STATED TASK – Copy every line with the string "baril" in it.
· · ·
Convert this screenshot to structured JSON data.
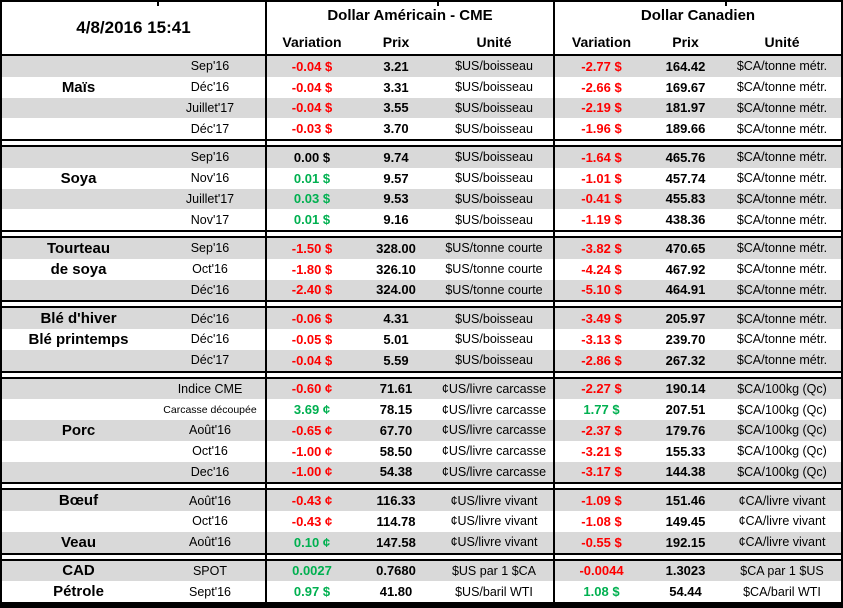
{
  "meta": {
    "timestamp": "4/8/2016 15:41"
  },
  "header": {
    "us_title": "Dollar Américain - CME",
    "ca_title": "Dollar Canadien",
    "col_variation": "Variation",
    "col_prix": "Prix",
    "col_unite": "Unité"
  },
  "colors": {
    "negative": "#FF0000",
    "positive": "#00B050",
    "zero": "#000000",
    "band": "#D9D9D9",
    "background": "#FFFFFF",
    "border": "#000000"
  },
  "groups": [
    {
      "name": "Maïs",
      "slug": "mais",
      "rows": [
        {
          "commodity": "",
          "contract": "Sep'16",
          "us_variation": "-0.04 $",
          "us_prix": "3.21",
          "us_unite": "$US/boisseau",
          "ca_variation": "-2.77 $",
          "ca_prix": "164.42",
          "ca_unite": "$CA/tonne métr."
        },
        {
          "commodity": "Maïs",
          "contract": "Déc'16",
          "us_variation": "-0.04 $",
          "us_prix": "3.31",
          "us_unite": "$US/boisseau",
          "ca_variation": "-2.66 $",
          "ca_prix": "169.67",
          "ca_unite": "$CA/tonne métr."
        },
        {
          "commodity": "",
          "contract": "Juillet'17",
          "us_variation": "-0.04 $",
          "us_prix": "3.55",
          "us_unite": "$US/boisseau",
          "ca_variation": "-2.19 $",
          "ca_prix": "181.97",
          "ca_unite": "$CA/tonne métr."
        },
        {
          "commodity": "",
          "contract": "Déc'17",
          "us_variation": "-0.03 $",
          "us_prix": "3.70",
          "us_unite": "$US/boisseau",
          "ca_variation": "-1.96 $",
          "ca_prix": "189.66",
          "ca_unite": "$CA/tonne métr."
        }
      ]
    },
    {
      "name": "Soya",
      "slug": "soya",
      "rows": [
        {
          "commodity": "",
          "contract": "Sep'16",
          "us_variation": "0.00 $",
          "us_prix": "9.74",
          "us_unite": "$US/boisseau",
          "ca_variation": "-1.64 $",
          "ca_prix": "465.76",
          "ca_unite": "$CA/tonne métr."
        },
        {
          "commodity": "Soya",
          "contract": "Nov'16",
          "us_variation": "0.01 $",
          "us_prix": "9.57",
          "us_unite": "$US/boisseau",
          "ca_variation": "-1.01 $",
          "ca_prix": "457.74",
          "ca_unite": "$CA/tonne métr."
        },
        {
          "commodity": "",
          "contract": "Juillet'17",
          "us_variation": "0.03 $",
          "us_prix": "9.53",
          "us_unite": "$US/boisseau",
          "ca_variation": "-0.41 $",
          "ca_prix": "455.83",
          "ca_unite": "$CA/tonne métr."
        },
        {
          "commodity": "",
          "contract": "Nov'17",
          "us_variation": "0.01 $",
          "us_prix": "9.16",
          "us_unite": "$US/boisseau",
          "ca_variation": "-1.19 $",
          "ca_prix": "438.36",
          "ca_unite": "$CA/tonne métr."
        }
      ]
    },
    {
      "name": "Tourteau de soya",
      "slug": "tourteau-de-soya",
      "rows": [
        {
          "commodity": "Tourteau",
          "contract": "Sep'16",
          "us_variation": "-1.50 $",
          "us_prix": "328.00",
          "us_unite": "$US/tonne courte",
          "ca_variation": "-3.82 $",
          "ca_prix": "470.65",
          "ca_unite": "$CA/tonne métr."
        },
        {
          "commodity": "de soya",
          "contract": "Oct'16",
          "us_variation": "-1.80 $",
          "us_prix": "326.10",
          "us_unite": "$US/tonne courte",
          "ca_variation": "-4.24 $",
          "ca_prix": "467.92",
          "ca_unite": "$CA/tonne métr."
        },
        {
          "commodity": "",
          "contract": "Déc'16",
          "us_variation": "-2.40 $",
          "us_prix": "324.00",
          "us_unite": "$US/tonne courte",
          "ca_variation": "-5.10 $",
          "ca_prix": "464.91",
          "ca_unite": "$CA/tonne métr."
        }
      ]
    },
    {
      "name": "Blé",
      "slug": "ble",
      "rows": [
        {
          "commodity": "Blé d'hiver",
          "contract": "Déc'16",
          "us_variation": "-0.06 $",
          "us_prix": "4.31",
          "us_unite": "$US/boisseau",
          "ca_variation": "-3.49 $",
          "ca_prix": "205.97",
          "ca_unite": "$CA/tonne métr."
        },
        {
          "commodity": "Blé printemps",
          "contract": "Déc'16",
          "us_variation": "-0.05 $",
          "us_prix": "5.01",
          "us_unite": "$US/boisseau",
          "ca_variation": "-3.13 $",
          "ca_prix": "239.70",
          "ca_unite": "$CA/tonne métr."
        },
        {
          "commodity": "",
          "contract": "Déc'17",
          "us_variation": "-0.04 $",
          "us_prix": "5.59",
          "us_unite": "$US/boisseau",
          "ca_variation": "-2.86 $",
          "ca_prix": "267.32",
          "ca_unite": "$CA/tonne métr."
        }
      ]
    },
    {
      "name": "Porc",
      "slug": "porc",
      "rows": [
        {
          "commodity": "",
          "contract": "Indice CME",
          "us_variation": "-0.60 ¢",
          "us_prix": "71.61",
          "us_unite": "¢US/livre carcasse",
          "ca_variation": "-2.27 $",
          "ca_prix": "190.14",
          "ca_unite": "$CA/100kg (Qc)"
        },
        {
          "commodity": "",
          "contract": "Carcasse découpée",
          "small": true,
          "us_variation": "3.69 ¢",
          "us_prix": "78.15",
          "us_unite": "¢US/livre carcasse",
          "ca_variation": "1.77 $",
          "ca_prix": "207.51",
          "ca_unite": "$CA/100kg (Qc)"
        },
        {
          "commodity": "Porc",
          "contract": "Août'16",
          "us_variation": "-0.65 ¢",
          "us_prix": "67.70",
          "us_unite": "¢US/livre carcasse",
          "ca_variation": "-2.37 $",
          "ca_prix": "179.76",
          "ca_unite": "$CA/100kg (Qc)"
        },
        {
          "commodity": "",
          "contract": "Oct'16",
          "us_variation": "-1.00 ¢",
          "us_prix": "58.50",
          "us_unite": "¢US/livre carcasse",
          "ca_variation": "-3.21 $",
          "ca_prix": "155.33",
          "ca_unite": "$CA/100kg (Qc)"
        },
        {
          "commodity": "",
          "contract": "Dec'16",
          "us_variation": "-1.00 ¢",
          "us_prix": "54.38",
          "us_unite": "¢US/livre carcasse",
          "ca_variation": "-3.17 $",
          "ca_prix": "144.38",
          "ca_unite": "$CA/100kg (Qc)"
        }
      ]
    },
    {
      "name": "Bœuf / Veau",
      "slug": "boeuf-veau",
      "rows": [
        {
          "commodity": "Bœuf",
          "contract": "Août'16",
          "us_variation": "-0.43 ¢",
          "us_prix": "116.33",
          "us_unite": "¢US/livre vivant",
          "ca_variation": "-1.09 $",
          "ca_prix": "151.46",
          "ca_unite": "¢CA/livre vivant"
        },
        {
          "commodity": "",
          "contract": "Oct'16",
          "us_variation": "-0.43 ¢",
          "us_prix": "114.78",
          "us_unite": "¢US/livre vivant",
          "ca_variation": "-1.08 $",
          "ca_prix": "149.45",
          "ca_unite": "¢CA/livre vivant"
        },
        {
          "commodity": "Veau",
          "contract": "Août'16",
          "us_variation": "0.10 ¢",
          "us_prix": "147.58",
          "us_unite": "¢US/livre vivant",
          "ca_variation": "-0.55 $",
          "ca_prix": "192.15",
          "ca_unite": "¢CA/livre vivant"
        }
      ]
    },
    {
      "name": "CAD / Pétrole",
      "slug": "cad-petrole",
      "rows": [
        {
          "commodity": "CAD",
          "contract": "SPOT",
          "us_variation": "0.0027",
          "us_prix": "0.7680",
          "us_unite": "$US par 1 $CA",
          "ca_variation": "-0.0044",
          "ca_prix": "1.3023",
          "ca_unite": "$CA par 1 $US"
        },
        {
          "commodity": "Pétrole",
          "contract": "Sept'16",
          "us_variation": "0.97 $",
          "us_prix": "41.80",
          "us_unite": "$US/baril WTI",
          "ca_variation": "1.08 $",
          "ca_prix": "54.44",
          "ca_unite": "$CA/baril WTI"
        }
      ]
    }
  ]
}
· · ·
TASK SOLUTION –
          "us_unite": "$US/baril WTI",
          "ca_unite": "$CA/baril WTI"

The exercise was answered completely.